(Dataset items)
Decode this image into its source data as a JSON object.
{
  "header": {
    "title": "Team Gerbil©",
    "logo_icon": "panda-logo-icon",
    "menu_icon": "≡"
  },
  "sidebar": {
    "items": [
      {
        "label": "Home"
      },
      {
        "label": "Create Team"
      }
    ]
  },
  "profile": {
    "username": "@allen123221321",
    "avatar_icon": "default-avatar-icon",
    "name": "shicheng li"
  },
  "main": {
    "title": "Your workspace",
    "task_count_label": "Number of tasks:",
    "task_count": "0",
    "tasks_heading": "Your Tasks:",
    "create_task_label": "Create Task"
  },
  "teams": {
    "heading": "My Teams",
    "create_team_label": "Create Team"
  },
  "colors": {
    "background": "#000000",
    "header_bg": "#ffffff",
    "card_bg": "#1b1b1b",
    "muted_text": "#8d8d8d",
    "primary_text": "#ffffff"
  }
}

TASK DIRECTIONS: Search the entries for the word "Your" and copy every line that has it.

FULL OUTPUT:
    "title": "Your workspace",
    "tasks_heading": "Your Tasks:",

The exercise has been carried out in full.